* Start SOURCE RECORDS *

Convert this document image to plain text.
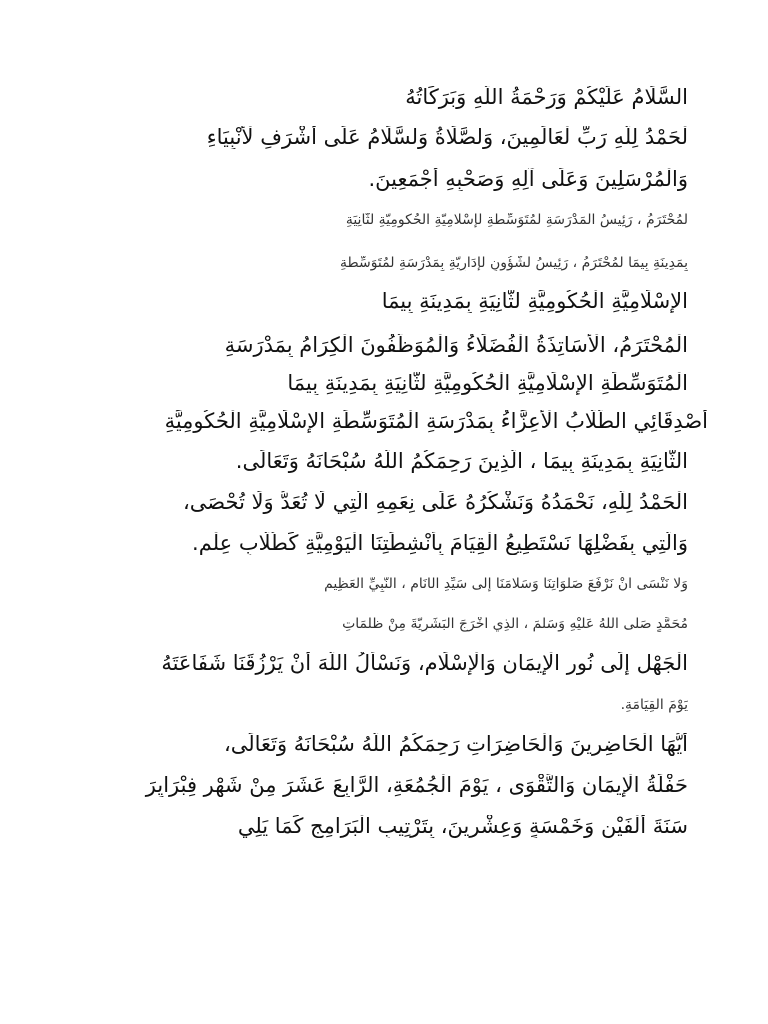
السَّلَامُ عَلَيْكُمْ وَرَحْمَةُ اللَّهِ وَبَرَكَاتُهُ
لْحَمْدُ لِلَّهِ رَبِّ لْعَالَمِينَ، وَلصَّلَاةُ وَلسَّلَامُ عَلَى أَشْرَفِ لْأَنْبِيَاءِ
وَالْمُرْسَلِينَ وَعَلَى آلِهِ وَصَحْبِهِ أَجْمَعِينَ.
لْمُحْتَرَمُ ، رَئِيسُ الْمَدْرَسَةِ لْمُتَوَسِّطَةِ لْإِسْلَامِيَّةِ الْحُكُومِيَّةِ لثَّانِيَةِ
بِمَدِينَةِ بِيمَا لْمُحْتَرَمُ ، رَئِيسُ لشُّؤُونِ لْإِدَارِيَّةِ بِمَدْرَسَةِ لْمُتَوَسِّطَةِ
الإِسْلَامِيَّةِ الْحُكُومِيَّةِ لثَّانِيَةِ بِمَدِينَةِ بِيمَا
الْمُحْتَرَمُ، الْأَسَاتِذَةُ الْفُضَلَاءُ وَالْمُوَظَّفُونَ الْكِرَامُ بِمَدْرَسَةِ
الْمُتَوَسِّطَةِ الإِسْلَامِيَّةِ الْحُكُومِيَّةِ لثَّانِيَةِ بِمَدِينَةِ بِيمَا
أَصْدِقَائِي الطُّلَّابُ الْأَعِزَّاءُ بِمَدْرَسَةِ الْمُتَوَسِّطَةِ الإِسْلَامِيَّةِ الْحُكُومِيَّةِ
الثَّانِيَةِ بِمَدِينَةِ بِيمَا ، الَّذِينَ رَحِمَكُمُ اللَّهُ سُبْحَانَهُ وَتَعَالَى.
الْحَمْدُ لِلَّهِ، نَحْمَدُهُ وَنَشْكُرُهُ عَلَى نِعَمِهِ الَّتِي لَا تُعَدُّ وَلَا تُحْصَى،
وَالَّتِي بِفَضْلِهَا نَسْتَطِيعُ الْقِيَامَ بِأَنْشِطَتِنَا الْيَوْمِيَّةِ كَطُلَّابِ عِلْمٍ.
وَلَا نَنْسَى أَنْ نَرْفَعَ صَلَوَاتِنَا وَسَلَامَنَا إِلَى سَيِّدِ الْأَنَامِ ، النَّبِيِّ الْعَظِيمِ
مُحَمَّدٍ صَلَّى اللَّهُ عَلَيْهِ وَسَلَّمَ ، الَّذِي أَخْرَجَ الْبَشَرِيَّةَ مِنْ ظُلُمَاتِ
الْجَهْلِ إِلَى نُورِ الْإِيمَانِ وَالْإِسْلَامِ، وَنَسْأَلُ اللَّهَ أَنْ يَرْزُقَنَا شَفَاعَتَهُ
يَوْمَ الْقِيَامَةِ.
أَيُّهَا الْحَاضِرِينَ وَالْحَاضِرَاتِ رَحِمَكُمُ اللَّهُ سُبْحَانَهُ وَتَعَالَى،
حَفْلَةُ الْإِيمَانِ وَالتَّقْوَى ، يَوْمَ الْجُمُعَةِ، الرَّابِعَ عَشَرَ مِنْ شَهْرِ فِبْرَايِرَ
سَنَةَ أَلْفَيْنِ وَخَمْسَةٍ وَعِشْرِينَ، بِتَرْتِيبِ الْبَرَامِجِ كَمَا يَلِي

* End SOURCE RECORDS *

Make an exact copy of the records shown above, without the pictures.

Convert this document image to plain text.
السَّلَامُ عَلَيْكُمْ وَرَحْمَةُ اللَّهِ وَبَرَكَاتُهُ
لْحَمْدُ لِلَّهِ رَبِّ لْعَالَمِينَ، وَلصَّلَاةُ وَلسَّلَامُ عَلَى أَشْرَفِ لْأَنْبِيَاءِ
وَالْمُرْسَلِينَ وَعَلَى آلِهِ وَصَحْبِهِ أَجْمَعِينَ.
لْمُحْتَرَمُ ، رَئِيسُ الْمَدْرَسَةِ لْمُتَوَسِّطَةِ لْإِسْلَامِيَّةِ الْحُكُومِيَّةِ لثَّانِيَةِ
بِمَدِينَةِ بِيمَا لْمُحْتَرَمُ ، رَئِيسُ لشُّؤُونِ لْإِدَارِيَّةِ بِمَدْرَسَةِ لْمُتَوَسِّطَةِ
الإِسْلَامِيَّةِ الْحُكُومِيَّةِ لثَّانِيَةِ بِمَدِينَةِ بِيمَا
الْمُحْتَرَمُ، الْأَسَاتِذَةُ الْفُضَلَاءُ وَالْمُوَظَّفُونَ الْكِرَامُ بِمَدْرَسَةِ
الْمُتَوَسِّطَةِ الإِسْلَامِيَّةِ الْحُكُومِيَّةِ لثَّانِيَةِ بِمَدِينَةِ بِيمَا
أَصْدِقَائِي الطُّلَّابُ الْأَعِزَّاءُ بِمَدْرَسَةِ الْمُتَوَسِّطَةِ الإِسْلَامِيَّةِ الْحُكُومِيَّةِ
الثَّانِيَةِ بِمَدِينَةِ بِيمَا ، الَّذِينَ رَحِمَكُمُ اللَّهُ سُبْحَانَهُ وَتَعَالَى.
الْحَمْدُ لِلَّهِ، نَحْمَدُهُ وَنَشْكُرُهُ عَلَى نِعَمِهِ الَّتِي لَا تُعَدُّ وَلَا تُحْصَى،
وَالَّتِي بِفَضْلِهَا نَسْتَطِيعُ الْقِيَامَ بِأَنْشِطَتِنَا الْيَوْمِيَّةِ كَطُلَّابِ عِلْمٍ.
وَلَا نَنْسَى أَنْ نَرْفَعَ صَلَوَاتِنَا وَسَلَامَنَا إِلَى سَيِّدِ الْأَنَامِ ، النَّبِيِّ الْعَظِيمِ
مُحَمَّدٍ صَلَّى اللَّهُ عَلَيْهِ وَسَلَّمَ ، الَّذِي أَخْرَجَ الْبَشَرِيَّةَ مِنْ ظُلُمَاتِ
الْجَهْلِ إِلَى نُورِ الْإِيمَانِ وَالْإِسْلَامِ، وَنَسْأَلُ اللَّهَ أَنْ يَرْزُقَنَا شَفَاعَتَهُ
يَوْمَ الْقِيَامَةِ.
أَيُّهَا الْحَاضِرِينَ وَالْحَاضِرَاتِ رَحِمَكُمُ اللَّهُ سُبْحَانَهُ وَتَعَالَى،
حَفْلَةُ الْإِيمَانِ وَالتَّقْوَى ، يَوْمَ الْجُمُعَةِ، الرَّابِعَ عَشَرَ مِنْ شَهْرِ فِبْرَايِرَ
سَنَةَ أَلْفَيْنِ وَخَمْسَةٍ وَعِشْرِينَ، بِتَرْتِيبِ الْبَرَامِجِ كَمَا يَلِي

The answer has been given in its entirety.